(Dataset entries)

begin

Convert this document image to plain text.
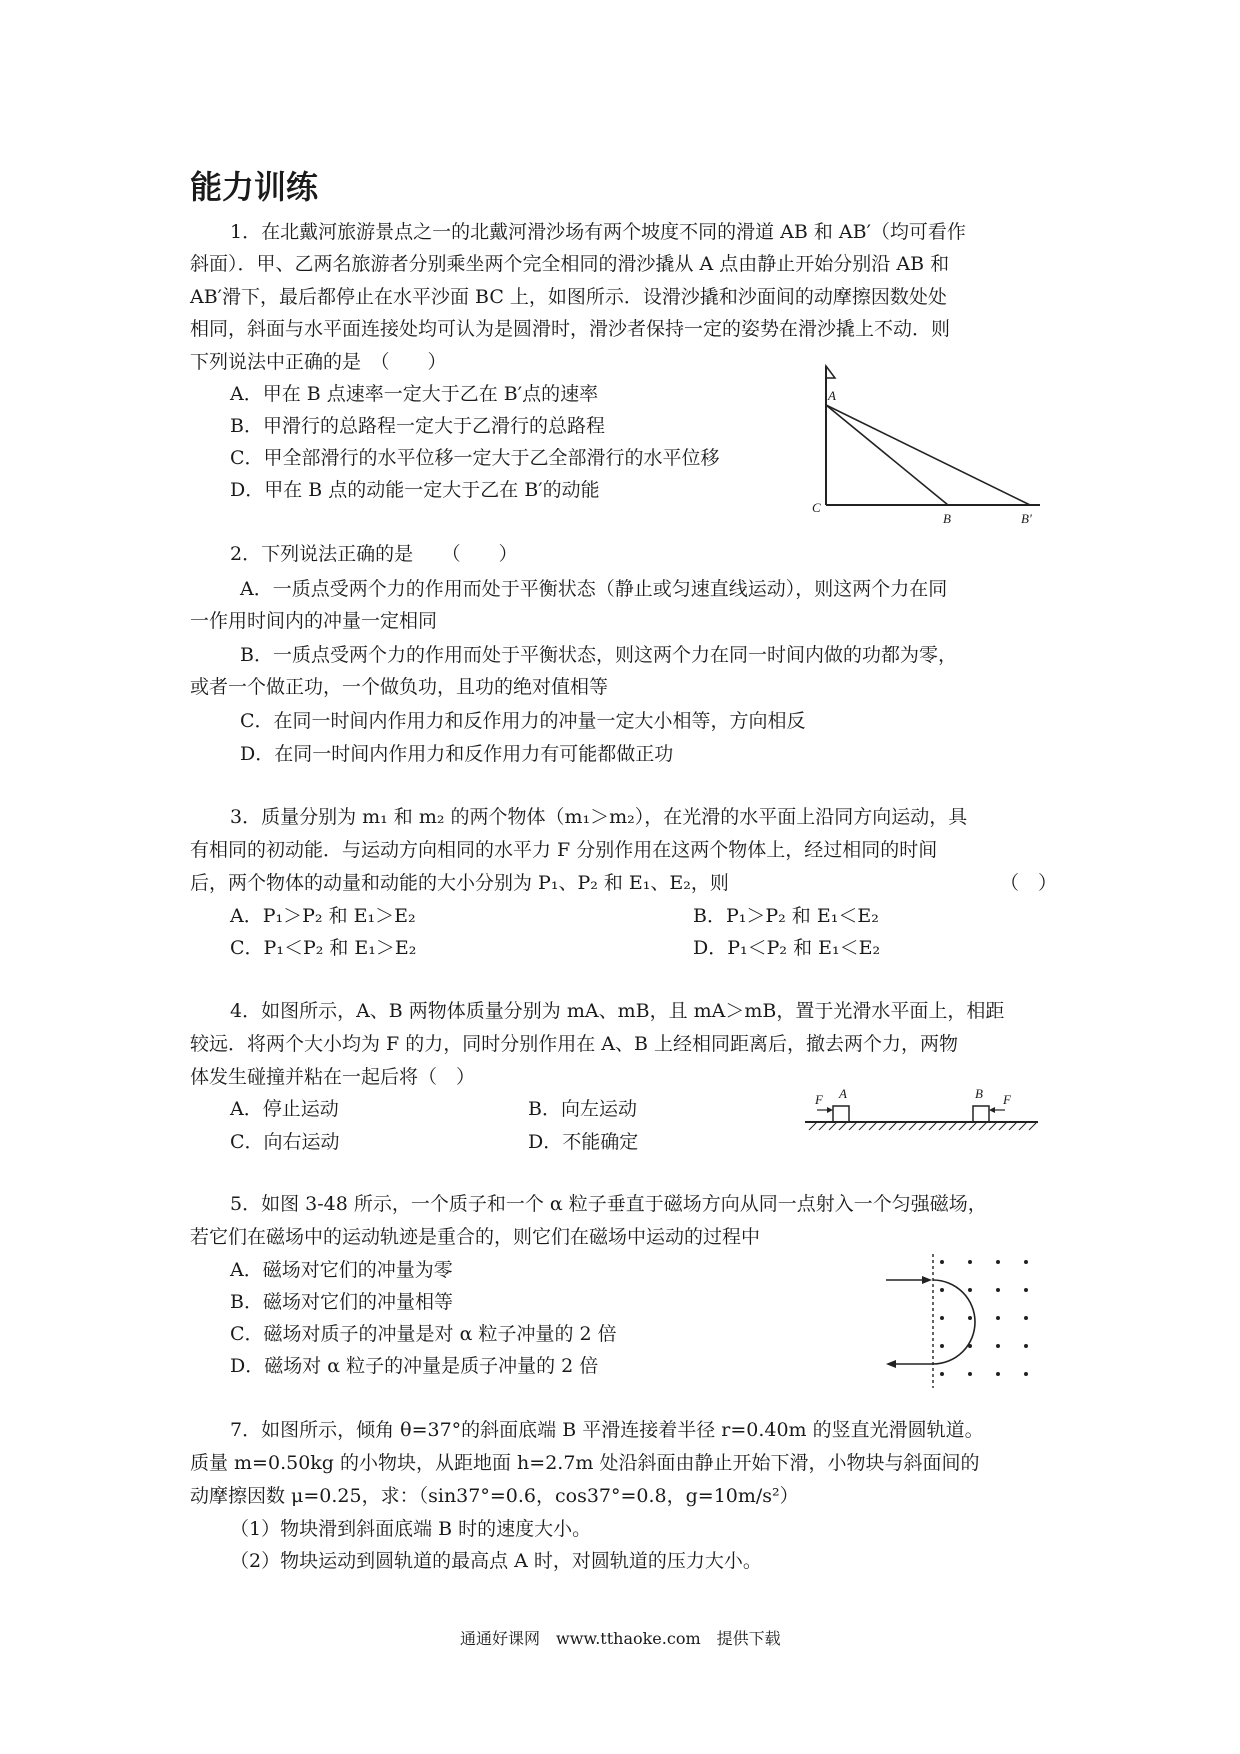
能力训练
1．在北戴河旅游景点之一的北戴河滑沙场有两个坡度不同的滑道 AB 和 AB′（均可看作
斜面）．甲、乙两名旅游者分别乘坐两个完全相同的滑沙撬从 A 点由静止开始分别沿 AB 和
AB′滑下，最后都停止在水平沙面 BC 上，如图所示．设滑沙撬和沙面间的动摩擦因数处处
相同，斜面与水平面连接处均可认为是圆滑时，滑沙者保持一定的姿势在滑沙撬上不动．则
下列说法中正确的是　（　　）
A．甲在 B 点速率一定大于乙在 B′点的速率
B．甲滑行的总路程一定大于乙滑行的总路程
C．甲全部滑行的水平位移一定大于乙全部滑行的水平位移
D．甲在 B 点的动能一定大于乙在 B′的动能
A
C
B	B′
2．下列说法正确的是　　（　　）
A．一质点受两个力的作用而处于平衡状态（静止或匀速直线运动），则这两个力在同
一作用时间内的冲量一定相同
B．一质点受两个力的作用而处于平衡状态，则这两个力在同一时间内做的功都为零，
或者一个做正功，一个做负功，且功的绝对值相等
C．在同一时间内作用力和反作用力的冲量一定大小相等，方向相反
D．在同一时间内作用力和反作用力有可能都做正功
3．质量分别为 m₁ 和 m₂ 的两个物体（m₁＞m₂），在光滑的水平面上沿同方向运动，具
有相同的初动能．与运动方向相同的水平力 F 分别作用在这两个物体上，经过相同的时间
后，两个物体的动量和动能的大小分别为 P₁、P₂ 和 E₁、E₂，则	（　）
A．P₁＞P₂ 和 E₁＞E₂	B．P₁＞P₂ 和 E₁＜E₂
C．P₁＜P₂ 和 E₁＞E₂	D．P₁＜P₂ 和 E₁＜E₂
4．如图所示，A、B 两物体质量分别为 mA、mB，且 mA＞mB，置于光滑水平面上，相距
较远．将两个大小均为 F 的力，同时分别作用在 A、B 上经相同距离后，撤去两个力，两物
体发生碰撞并粘在一起后将（　）
A．停止运动	B．向左运动
C．向右运动	D．不能确定
F A	B F
5．如图 3-48 所示，一个质子和一个 α 粒子垂直于磁场方向从同一点射入一个匀强磁场，
若它们在磁场中的运动轨迹是重合的，则它们在磁场中运动的过程中
A．磁场对它们的冲量为零
B．磁场对它们的冲量相等
C．磁场对质子的冲量是对 α 粒子冲量的 2 倍
D．磁场对 α 粒子的冲量是质子冲量的 2 倍
7．如图所示，倾角 θ=37°的斜面底端 B 平滑连接着半径 r=0.40m 的竖直光滑圆轨道。
质量 m=0.50kg 的小物块，从距地面 h=2.7m 处沿斜面由静止开始下滑，小物块与斜面间的
动摩擦因数 μ=0.25，求：（sin37°=0.6，cos37°=0.8，g=10m/s²）
（1）物块滑到斜面底端 B 时的速度大小。
（2）物块运动到圆轨道的最高点 A 时，对圆轨道的压力大小。
通通好课网　www.tthaoke.com　提供下载
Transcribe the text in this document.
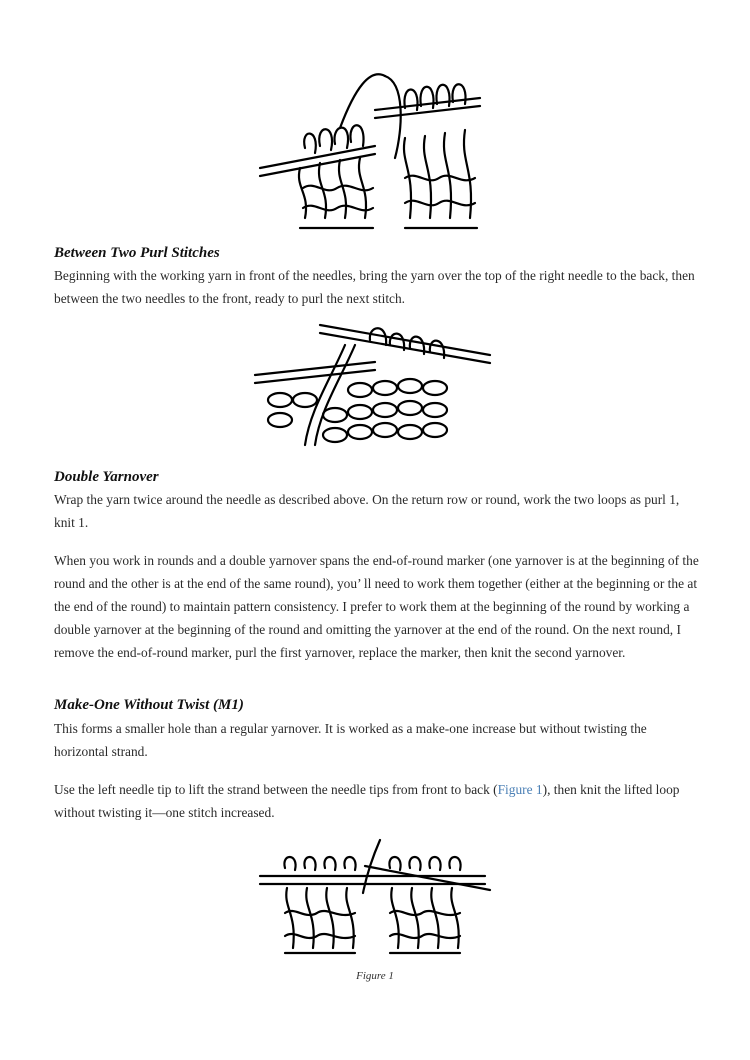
Between Two Purl Stitches

Beginning with the working yarn in front of the needles, bring the yarn over the top of the right needle to the back, then between the two needles to the front, ready to purl the next stitch.

Double Yarnover

Wrap the yarn twice around the needle as described above. On the return row or round, work the two loops as purl 1, knit 1.

When you work in rounds and a double yarnover spans the end-of-round marker (one yarnover is at the beginning of the round and the other is at the end of the same round), you’ ll need to work them together (either at the beginning or the at the end of the round) to maintain pattern consistency. I prefer to work them at the beginning of the round by working a double yarnover at the beginning of the round and omitting the yarnover at the end of the round. On the next round, I remove the end-of-round marker, purl the first yarnover, replace the marker, then knit the second yarnover.

Make-One Without Twist (M1)

This forms a smaller hole than a regular yarnover. It is worked as a make-one increase but without twisting the horizontal strand.

Use the left needle tip to lift the strand between the needle tips from front to back (Figure 1), then knit the lifted loop without twisting it—one stitch increased.

Figure 1
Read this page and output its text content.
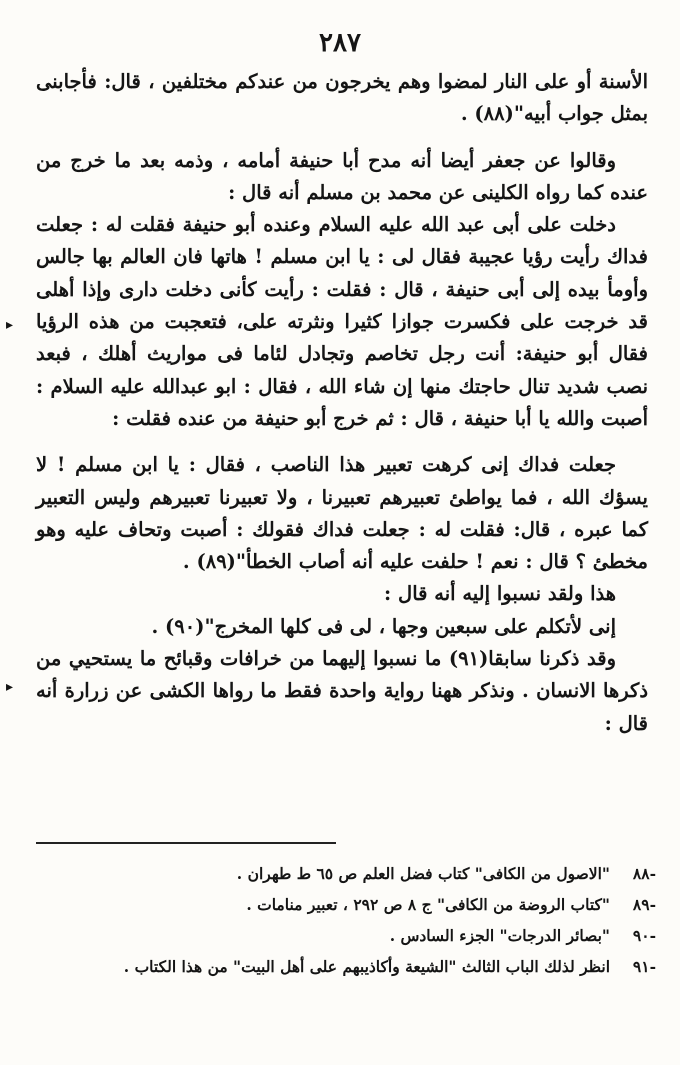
٢٨٧

الأسنة أو على النار لمضوا وهم يخرجون من عندكم مختلفين ، قال: فأجابنى بمثل جواب أبيه"(٨٨) .

وقالوا عن جعفر أيضا أنه مدح أبا حنيفة أمامه ، وذمه بعد ما خرج من عنده كما رواه الكلينى عن محمد بن مسلم أنه قال :

دخلت على أبى عبد الله عليه السلام وعنده أبو حنيفة فقلت له : جعلت فداك رأيت رؤيا عجيبة فقال لى : يا ابن مسلم ! هاتها فان العالم بها جالس وأومأ بيده إلى أبى حنيفة ، قال : فقلت : رأيت كأنى دخلت دارى وإذا أهلى قد خرجت على فكسرت جوازا كثيرا ونثرته على، فتعجبت من هذه الرؤيا فقال أبو حنيفة: أنت رجل تخاصم وتجادل لئاما فى مواريث أهلك ، فبعد نصب شديد تنال حاجتك منها إن شاء الله ، فقال : ابو عبدالله عليه السلام : أصبت والله يا أبا حنيفة ، قال : ثم خرج أبو حنيفة من عنده فقلت :

جعلت فداك إنى كرهت تعبير هذا الناصب ، فقال : يا ابن مسلم ! لا يسؤك الله ، فما يواطئ تعبيرهم تعبيرنا ، ولا تعبيرنا تعبيرهم وليس التعبير كما عبره ، قال: فقلت له : جعلت فداك فقولك : أصبت وتحاف عليه وهو مخطئ ؟ قال : نعم ! حلفت عليه أنه أصاب الخطأ"(٨٩) .

هذا ولقد نسبوا إليه أنه قال :

إنى لأتكلم على سبعين وجها ، لى فى كلها المخرج"(٩٠) .

وقد ذكرنا سابقا(٩١) ما نسبوا إليهما من خرافات وقبائح ما يستحيي من ذكرها الانسان . ونذكر ههنا رواية واحدة فقط ما رواها الكشى عن زرارة أنه قال :

-٨٨
"الاصول من الكافى" كتاب فضل العلم ص ٦٥ ط طهران .
-٨٩
"كتاب الروضة من الكافى" ج ٨ ص ٢٩٢ ، تعبير منامات .
-٩٠
"بصائر الدرجات" الجزء السادس .
-٩١
انظر لذلك الباب الثالث "الشيعة وأكاذيبهم على أهل البيت" من هذا الكتاب .
▸
▸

end

### WHAT IS NEEDED
Go through the listing above and report how many of its lines contain the word "document", with only the number as output.

### EXERCISE SOLUTION
2